** BEGIN **
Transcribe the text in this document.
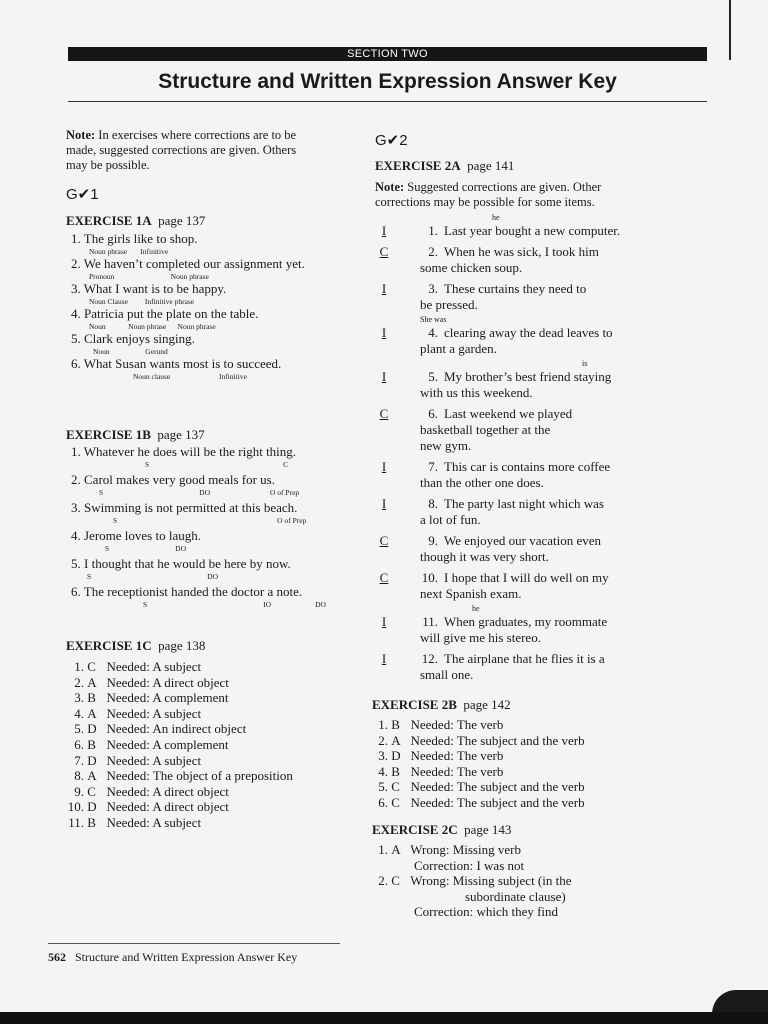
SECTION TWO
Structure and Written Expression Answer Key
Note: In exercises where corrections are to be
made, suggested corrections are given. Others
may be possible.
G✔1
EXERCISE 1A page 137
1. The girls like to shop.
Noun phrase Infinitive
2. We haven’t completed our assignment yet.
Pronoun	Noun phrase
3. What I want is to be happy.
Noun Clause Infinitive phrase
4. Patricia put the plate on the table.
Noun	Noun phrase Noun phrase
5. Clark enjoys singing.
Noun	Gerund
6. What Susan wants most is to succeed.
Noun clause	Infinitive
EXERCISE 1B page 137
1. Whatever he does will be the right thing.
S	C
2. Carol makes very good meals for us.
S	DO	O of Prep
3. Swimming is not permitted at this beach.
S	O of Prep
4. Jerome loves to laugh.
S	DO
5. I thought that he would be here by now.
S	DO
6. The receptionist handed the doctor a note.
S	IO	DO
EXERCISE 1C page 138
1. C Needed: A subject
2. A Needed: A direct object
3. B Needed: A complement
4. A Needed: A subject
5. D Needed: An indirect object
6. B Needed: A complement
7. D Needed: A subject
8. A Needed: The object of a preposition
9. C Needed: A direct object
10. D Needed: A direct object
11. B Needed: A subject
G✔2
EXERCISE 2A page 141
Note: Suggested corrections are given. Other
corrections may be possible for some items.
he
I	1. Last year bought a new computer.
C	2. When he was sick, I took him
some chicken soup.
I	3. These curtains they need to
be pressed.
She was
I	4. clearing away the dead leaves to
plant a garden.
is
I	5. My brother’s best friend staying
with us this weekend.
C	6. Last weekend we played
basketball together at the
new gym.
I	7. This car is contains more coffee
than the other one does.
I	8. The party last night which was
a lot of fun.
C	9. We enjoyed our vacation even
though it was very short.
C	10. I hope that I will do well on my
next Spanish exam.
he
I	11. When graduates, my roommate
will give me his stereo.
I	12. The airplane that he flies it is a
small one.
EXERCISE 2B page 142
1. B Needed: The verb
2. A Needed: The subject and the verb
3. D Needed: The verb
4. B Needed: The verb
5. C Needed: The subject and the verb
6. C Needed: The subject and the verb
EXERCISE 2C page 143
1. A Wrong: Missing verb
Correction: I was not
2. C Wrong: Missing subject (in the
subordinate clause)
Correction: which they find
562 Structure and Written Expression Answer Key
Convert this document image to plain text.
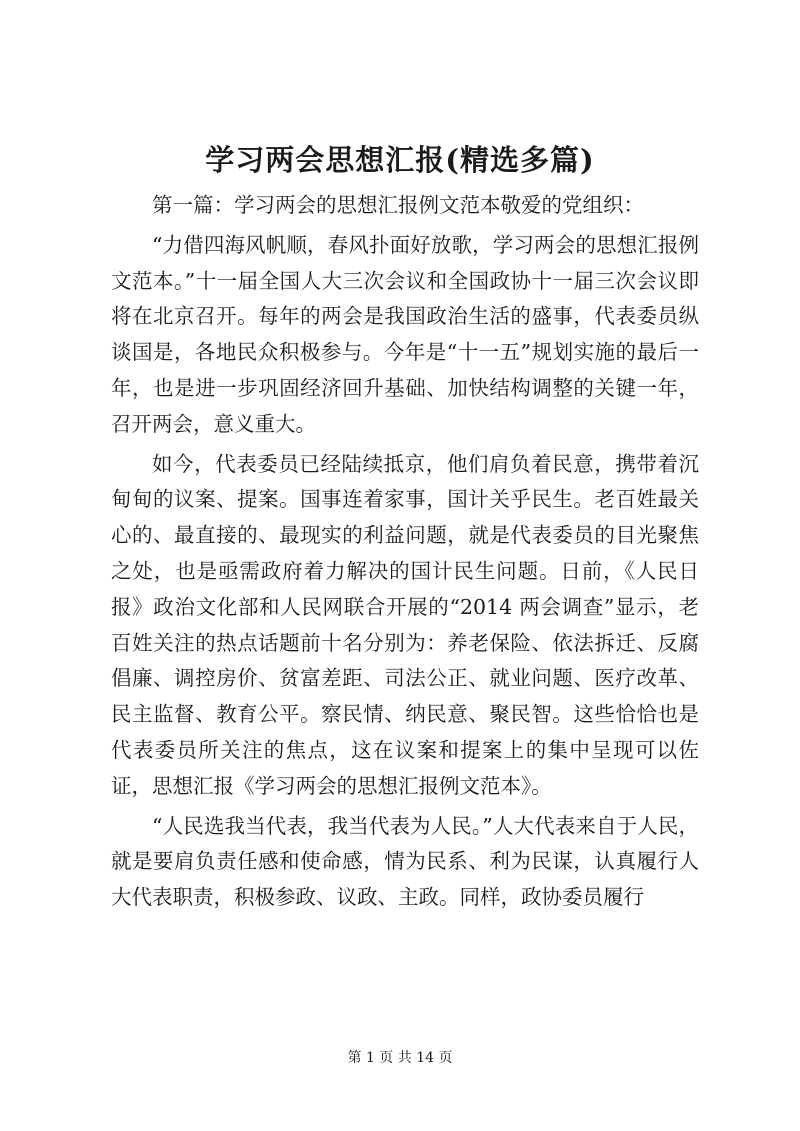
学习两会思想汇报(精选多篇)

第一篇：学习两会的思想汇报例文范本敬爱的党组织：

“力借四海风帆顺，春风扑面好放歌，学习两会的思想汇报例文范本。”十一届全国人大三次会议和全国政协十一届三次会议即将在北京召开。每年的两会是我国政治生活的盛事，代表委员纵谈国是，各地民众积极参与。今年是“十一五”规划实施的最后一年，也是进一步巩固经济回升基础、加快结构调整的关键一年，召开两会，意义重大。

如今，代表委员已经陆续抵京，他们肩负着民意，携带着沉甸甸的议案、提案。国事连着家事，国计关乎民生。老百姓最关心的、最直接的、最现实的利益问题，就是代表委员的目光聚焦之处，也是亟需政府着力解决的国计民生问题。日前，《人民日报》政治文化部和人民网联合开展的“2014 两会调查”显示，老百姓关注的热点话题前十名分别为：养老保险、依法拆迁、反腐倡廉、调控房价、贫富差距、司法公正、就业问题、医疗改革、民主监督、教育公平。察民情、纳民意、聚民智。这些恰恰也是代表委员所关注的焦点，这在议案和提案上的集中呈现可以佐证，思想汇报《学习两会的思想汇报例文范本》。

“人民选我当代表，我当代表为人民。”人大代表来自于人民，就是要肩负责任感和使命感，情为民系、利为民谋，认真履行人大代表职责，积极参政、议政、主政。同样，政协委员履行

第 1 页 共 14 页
** END **
* _WHAT YOU HAVE TO DO_
Note every line above where the string "complement" shows up, and copy those lines.

* _EXERCISE ANSWER_
3. B Needed: A complement
6. B Needed: A complement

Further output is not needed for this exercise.